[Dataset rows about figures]
..........
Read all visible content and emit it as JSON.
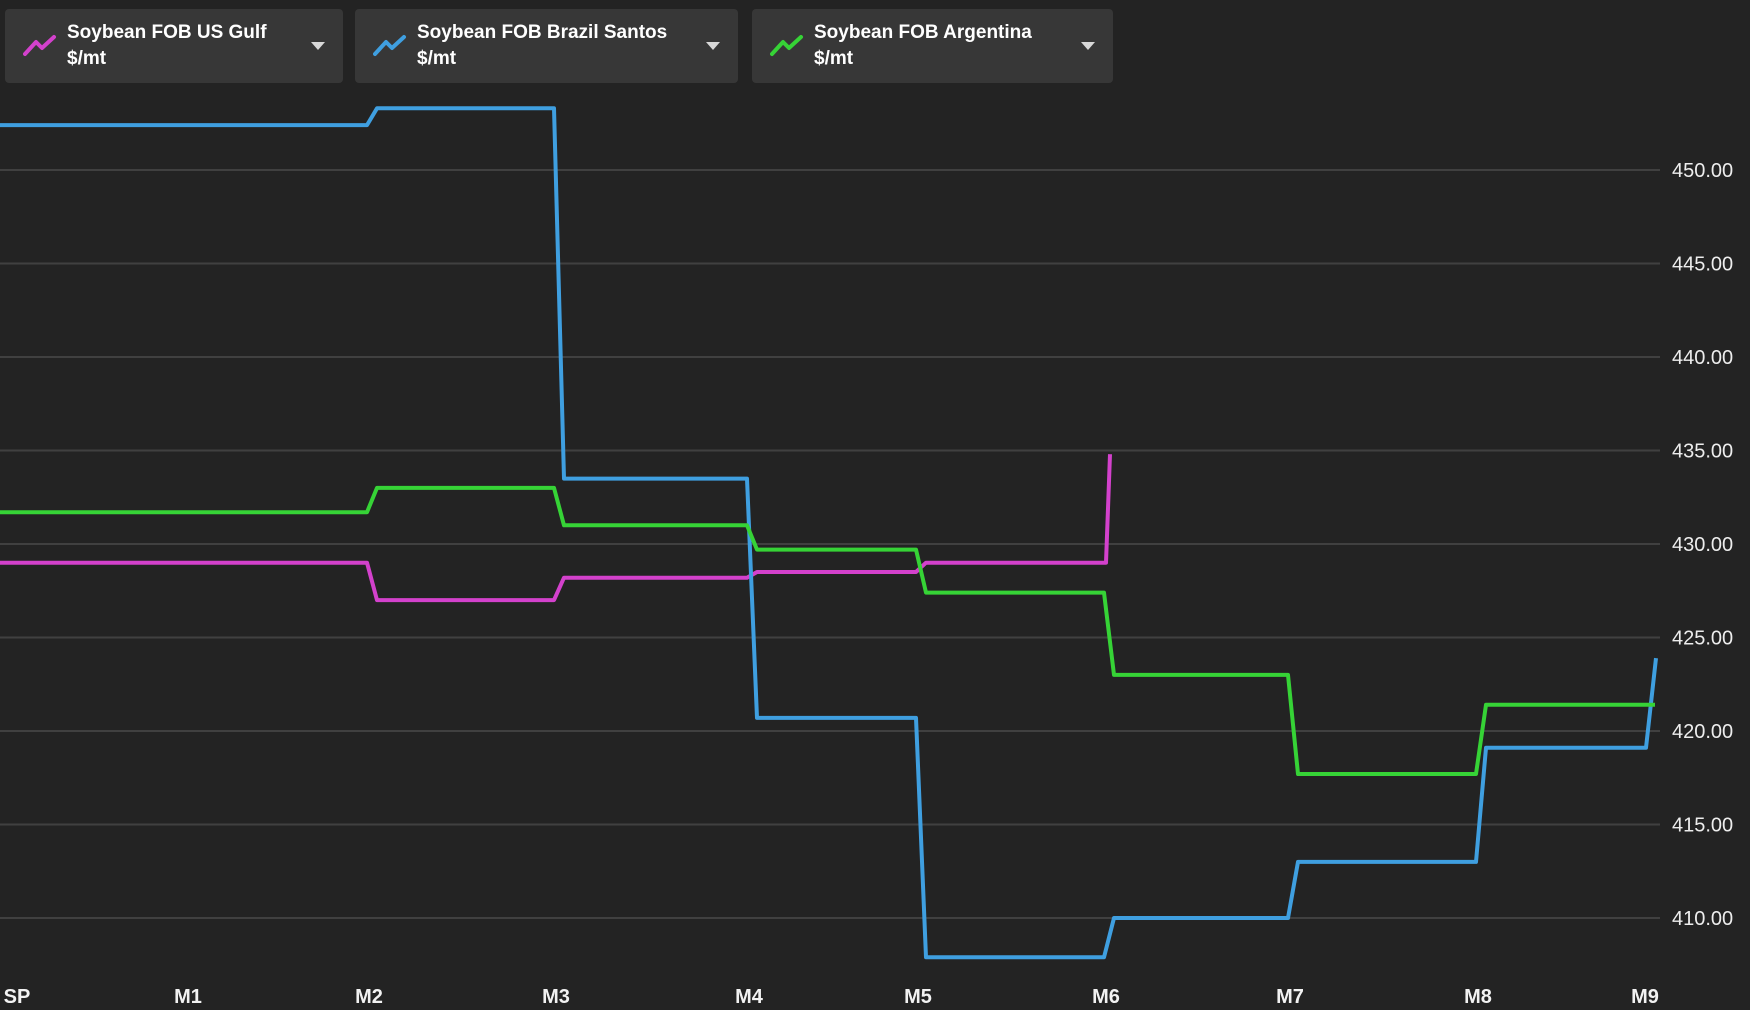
{
  "legend": {
    "buttons": [
      {
        "label": "Soybean FOB US Gulf $/mt",
        "color": "#d341cc"
      },
      {
        "label": "Soybean FOB Brazil Santos $/mt",
        "color": "#3f9fe0"
      },
      {
        "label": "Soybean FOB Argentina $/mt",
        "color": "#36d336"
      }
    ]
  },
  "chart_data": {
    "type": "line",
    "subtype": "step-forward-curve",
    "title": "",
    "xlabel": "",
    "ylabel": "",
    "grid": true,
    "legend_position": "top-left",
    "y_axis_side": "right",
    "background_color": "#232323",
    "gridline_color": "#404040",
    "x_ticks": [
      "SP",
      "M1",
      "M2",
      "M3",
      "M4",
      "M5",
      "M6",
      "M7",
      "M8",
      "M9"
    ],
    "y_ticks": [
      "450.00",
      "445.00",
      "440.00",
      "435.00",
      "430.00",
      "425.00",
      "420.00",
      "415.00",
      "410.00"
    ],
    "y_range_visible": [
      405.1,
      459.1
    ],
    "series": [
      {
        "name": "Soybean FOB US Gulf $/mt",
        "color": "#d341cc",
        "segments": [
          {
            "from": "start",
            "to": "M2",
            "value": 429.0
          },
          {
            "from": "M2",
            "to": "M3",
            "value": 427.0
          },
          {
            "from": "M3",
            "to": "M4",
            "value": 428.2
          },
          {
            "from": "M4",
            "to": "M5",
            "value": 428.5
          },
          {
            "from": "M5",
            "to": "M6",
            "value": 429.0
          }
        ],
        "end_spike": {
          "value": 434.8
        }
      },
      {
        "name": "Soybean FOB Brazil Santos $/mt",
        "color": "#3f9fe0",
        "segments": [
          {
            "from": "start",
            "to": "M2",
            "value": 452.4
          },
          {
            "from": "M2",
            "to": "M3",
            "value": 453.3
          },
          {
            "from": "M3",
            "to": "M4",
            "value": 433.5
          },
          {
            "from": "M4",
            "to": "M5",
            "value": 420.7
          },
          {
            "from": "M5",
            "to": "M6",
            "value": 407.9
          },
          {
            "from": "M6",
            "to": "M7",
            "value": 410.0
          },
          {
            "from": "M7",
            "to": "M8",
            "value": 413.0
          },
          {
            "from": "M8",
            "to": "end",
            "value": 419.1
          }
        ],
        "end_spike": {
          "value": 423.9
        }
      },
      {
        "name": "Soybean FOB Argentina $/mt",
        "color": "#36d336",
        "segments": [
          {
            "from": "start",
            "to": "M2",
            "value": 431.7
          },
          {
            "from": "M2",
            "to": "M3",
            "value": 433.0
          },
          {
            "from": "M3",
            "to": "M4",
            "value": 431.0
          },
          {
            "from": "M4",
            "to": "M5",
            "value": 429.7
          },
          {
            "from": "M5",
            "to": "M6",
            "value": 427.4
          },
          {
            "from": "M6",
            "to": "M7",
            "value": 423.0
          },
          {
            "from": "M7",
            "to": "M8",
            "value": 417.7
          },
          {
            "from": "M8",
            "to": "end",
            "value": 421.4
          }
        ]
      }
    ]
  }
}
..........
(Task description) Print the records word for word and exclude any picture they hold.

(Solution to this exercise)
Read all visible content and emit it as JSON.
{
  "legend": {
    "buttons": [
      {
        "label": "Soybean FOB US Gulf $/mt",
        "color": "#d341cc"
      },
      {
        "label": "Soybean FOB Brazil Santos $/mt",
        "color": "#3f9fe0"
      },
      {
        "label": "Soybean FOB Argentina $/mt",
        "color": "#36d336"
      }
    ]
  },
  "chart_data": {
    "type": "line",
    "subtype": "step-forward-curve",
    "title": "",
    "xlabel": "",
    "ylabel": "",
    "grid": true,
    "legend_position": "top-left",
    "y_axis_side": "right",
    "background_color": "#232323",
    "gridline_color": "#404040",
    "x_ticks": [
      "SP",
      "M1",
      "M2",
      "M3",
      "M4",
      "M5",
      "M6",
      "M7",
      "M8",
      "M9"
    ],
    "y_ticks": [
      "450.00",
      "445.00",
      "440.00",
      "435.00",
      "430.00",
      "425.00",
      "420.00",
      "415.00",
      "410.00"
    ],
    "y_range_visible": [
      405.1,
      459.1
    ],
    "series": [
      {
        "name": "Soybean FOB US Gulf $/mt",
        "color": "#d341cc",
        "segments": [
          {
            "from": "start",
            "to": "M2",
            "value": 429.0
          },
          {
            "from": "M2",
            "to": "M3",
            "value": 427.0
          },
          {
            "from": "M3",
            "to": "M4",
            "value": 428.2
          },
          {
            "from": "M4",
            "to": "M5",
            "value": 428.5
          },
          {
            "from": "M5",
            "to": "M6",
            "value": 429.0
          }
        ],
        "end_spike": {
          "value": 434.8
        }
      },
      {
        "name": "Soybean FOB Brazil Santos $/mt",
        "color": "#3f9fe0",
        "segments": [
          {
            "from": "start",
            "to": "M2",
            "value": 452.4
          },
          {
            "from": "M2",
            "to": "M3",
            "value": 453.3
          },
          {
            "from": "M3",
            "to": "M4",
            "value": 433.5
          },
          {
            "from": "M4",
            "to": "M5",
            "value": 420.7
          },
          {
            "from": "M5",
            "to": "M6",
            "value": 407.9
          },
          {
            "from": "M6",
            "to": "M7",
            "value": 410.0
          },
          {
            "from": "M7",
            "to": "M8",
            "value": 413.0
          },
          {
            "from": "M8",
            "to": "end",
            "value": 419.1
          }
        ],
        "end_spike": {
          "value": 423.9
        }
      },
      {
        "name": "Soybean FOB Argentina $/mt",
        "color": "#36d336",
        "segments": [
          {
            "from": "start",
            "to": "M2",
            "value": 431.7
          },
          {
            "from": "M2",
            "to": "M3",
            "value": 433.0
          },
          {
            "from": "M3",
            "to": "M4",
            "value": 431.0
          },
          {
            "from": "M4",
            "to": "M5",
            "value": 429.7
          },
          {
            "from": "M5",
            "to": "M6",
            "value": 427.4
          },
          {
            "from": "M6",
            "to": "M7",
            "value": 423.0
          },
          {
            "from": "M7",
            "to": "M8",
            "value": 417.7
          },
          {
            "from": "M8",
            "to": "end",
            "value": 421.4
          }
        ]
      }
    ]
  }
}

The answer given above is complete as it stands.